Items from a figure collection
- - - - - - -

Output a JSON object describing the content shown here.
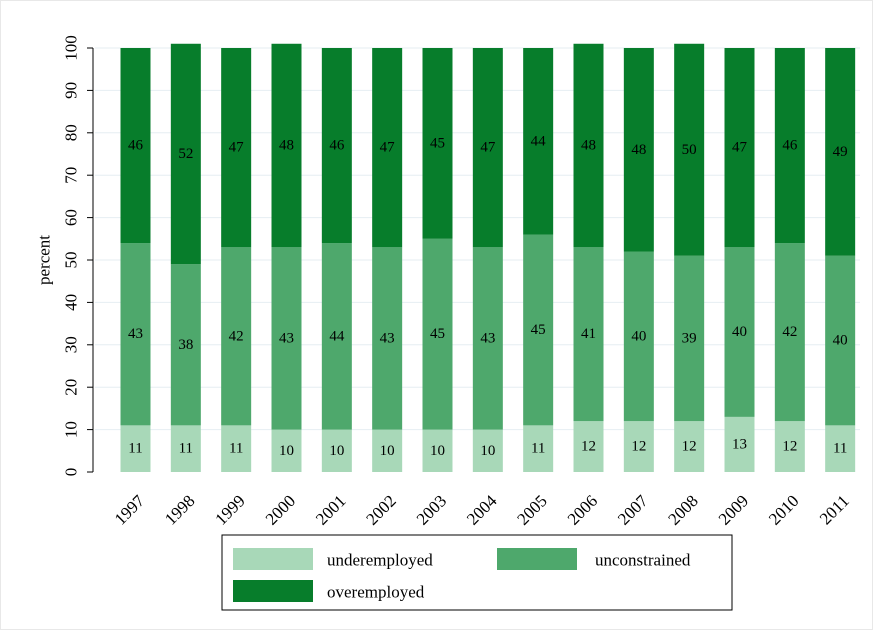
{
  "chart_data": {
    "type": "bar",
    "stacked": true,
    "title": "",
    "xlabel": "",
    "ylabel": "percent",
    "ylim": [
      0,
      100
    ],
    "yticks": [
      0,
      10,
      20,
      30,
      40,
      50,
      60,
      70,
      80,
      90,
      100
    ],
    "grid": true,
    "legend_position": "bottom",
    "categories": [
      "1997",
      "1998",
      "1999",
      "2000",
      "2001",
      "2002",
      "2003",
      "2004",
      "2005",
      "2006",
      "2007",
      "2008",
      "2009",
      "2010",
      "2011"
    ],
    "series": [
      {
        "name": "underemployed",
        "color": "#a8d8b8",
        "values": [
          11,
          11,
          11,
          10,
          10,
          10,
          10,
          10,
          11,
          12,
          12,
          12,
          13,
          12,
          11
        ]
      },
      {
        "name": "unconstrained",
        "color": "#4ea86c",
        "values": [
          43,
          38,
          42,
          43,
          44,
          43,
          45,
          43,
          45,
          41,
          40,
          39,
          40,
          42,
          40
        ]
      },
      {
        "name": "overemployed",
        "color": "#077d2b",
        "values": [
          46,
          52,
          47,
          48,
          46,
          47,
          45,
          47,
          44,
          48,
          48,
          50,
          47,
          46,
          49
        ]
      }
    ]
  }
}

- - - - - - -

▶ [SET TASK] Copy each line exactly, and leave the pictures out of your copy.

▶ [THE COMPLETED TASK]
Output a JSON object describing the content shown here.
{
  "chart_data": {
    "type": "bar",
    "stacked": true,
    "title": "",
    "xlabel": "",
    "ylabel": "percent",
    "ylim": [
      0,
      100
    ],
    "yticks": [
      0,
      10,
      20,
      30,
      40,
      50,
      60,
      70,
      80,
      90,
      100
    ],
    "grid": true,
    "legend_position": "bottom",
    "categories": [
      "1997",
      "1998",
      "1999",
      "2000",
      "2001",
      "2002",
      "2003",
      "2004",
      "2005",
      "2006",
      "2007",
      "2008",
      "2009",
      "2010",
      "2011"
    ],
    "series": [
      {
        "name": "underemployed",
        "color": "#a8d8b8",
        "values": [
          11,
          11,
          11,
          10,
          10,
          10,
          10,
          10,
          11,
          12,
          12,
          12,
          13,
          12,
          11
        ]
      },
      {
        "name": "unconstrained",
        "color": "#4ea86c",
        "values": [
          43,
          38,
          42,
          43,
          44,
          43,
          45,
          43,
          45,
          41,
          40,
          39,
          40,
          42,
          40
        ]
      },
      {
        "name": "overemployed",
        "color": "#077d2b",
        "values": [
          46,
          52,
          47,
          48,
          46,
          47,
          45,
          47,
          44,
          48,
          48,
          50,
          47,
          46,
          49
        ]
      }
    ]
  }
}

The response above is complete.